Stored data
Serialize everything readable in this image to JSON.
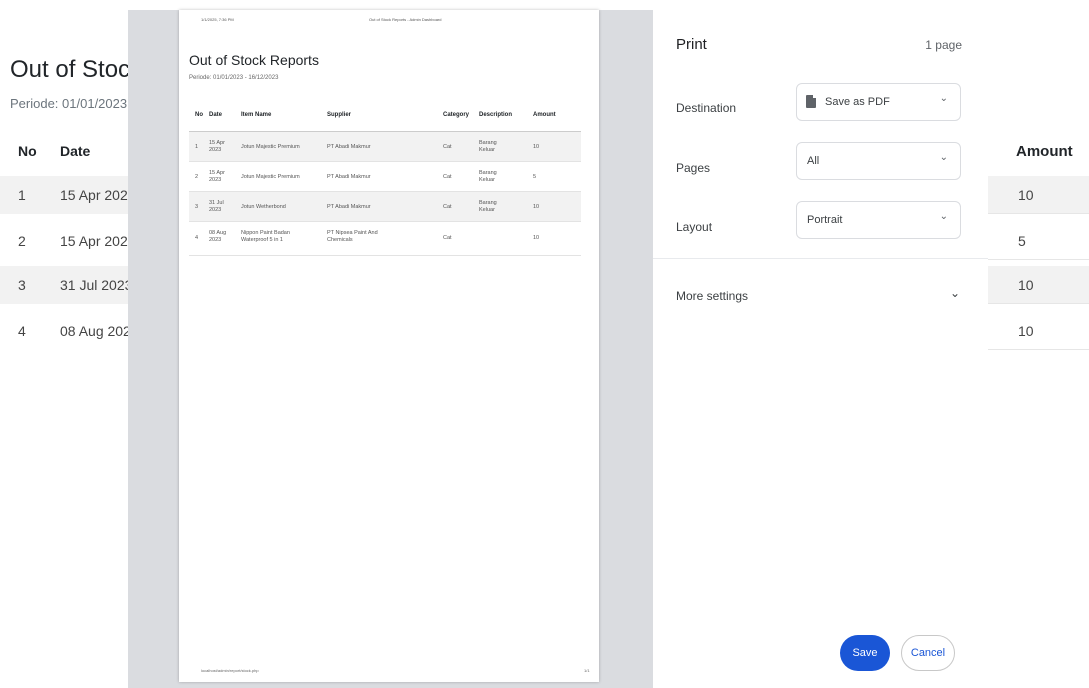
{
  "background": {
    "title": "Out of Stoc",
    "periode": "Periode: 01/01/2023",
    "headers": {
      "no": "No",
      "date": "Date",
      "amount": "Amount"
    },
    "rows": [
      {
        "no": "1",
        "date": "15 Apr 202",
        "amount": "10"
      },
      {
        "no": "2",
        "date": "15 Apr 202",
        "amount": "5"
      },
      {
        "no": "3",
        "date": "31 Jul 2023",
        "amount": "10"
      },
      {
        "no": "4",
        "date": "08 Aug 202",
        "amount": "10"
      }
    ]
  },
  "preview": {
    "meta_left": "1/1/2025, 7:36 PM",
    "meta_center": "Out of Stock Reports - Admin Dashboard",
    "title": "Out of Stock Reports",
    "periode": "Periode: 01/01/2023 - 16/12/2023",
    "headers": {
      "no": "No",
      "date": "Date",
      "item": "Item Name",
      "supplier": "Supplier",
      "category": "Category",
      "description": "Description",
      "amount": "Amount"
    },
    "rows": [
      {
        "no": "1",
        "date": "15 Apr 2023",
        "item": "Jotun Majestic Premium",
        "supplier": "PT Abadi Makmur",
        "category": "Cat",
        "description": "Barang Keluar",
        "amount": "10"
      },
      {
        "no": "2",
        "date": "15 Apr 2023",
        "item": "Jotun Majestic Premium",
        "supplier": "PT Abadi Makmur",
        "category": "Cat",
        "description": "Barang Keluar",
        "amount": "5"
      },
      {
        "no": "3",
        "date": "31 Jul 2023",
        "item": "Jotun Wetherbond",
        "supplier": "PT Abadi Makmur",
        "category": "Cat",
        "description": "Barang Keluar",
        "amount": "10"
      },
      {
        "no": "4",
        "date": "08 Aug 2023",
        "item": "Nippon Paint Badan Waterproof 5 in 1",
        "supplier": "PT Nipsea Paint And Chemicals",
        "category": "Cat",
        "description": "",
        "amount": "10"
      }
    ],
    "footer_left": "localhost/admin/report/stock.php",
    "footer_right": "1/1"
  },
  "settings": {
    "title": "Print",
    "page_count": "1 page",
    "destination_label": "Destination",
    "destination_value": "Save as PDF",
    "destination_icon": "pdf-file-icon",
    "pages_label": "Pages",
    "pages_value": "All",
    "layout_label": "Layout",
    "layout_value": "Portrait",
    "more_settings_label": "More settings",
    "save_label": "Save",
    "cancel_label": "Cancel",
    "accent": "#1a56d6"
  }
}
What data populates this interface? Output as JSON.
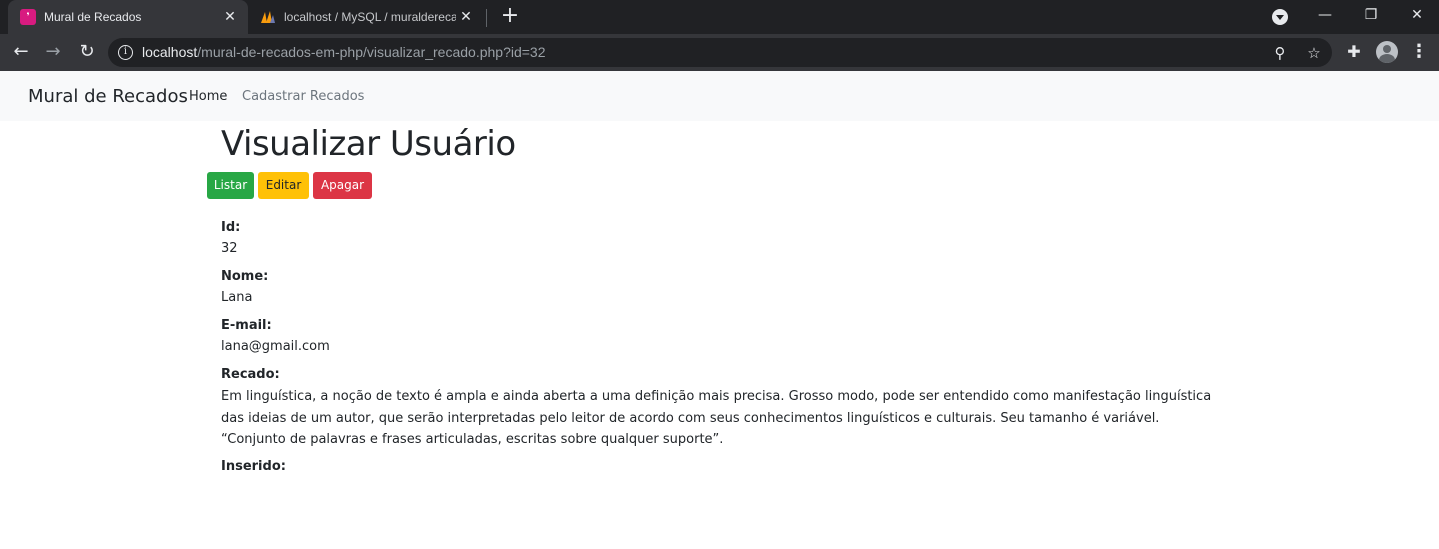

### PROBLEM TO SOLVE
Within the data above, pick out all lines holding the word "item".

### RESULT OF THE TASK
      "item": "Item Name",
        "item": "Jotun Majestic Premium",
        "item": "Jotun Majestic Premium",
        "item": "Jotun Wetherbond",
        "item": "Nippon Paint Badan Waterproof 5 in 1",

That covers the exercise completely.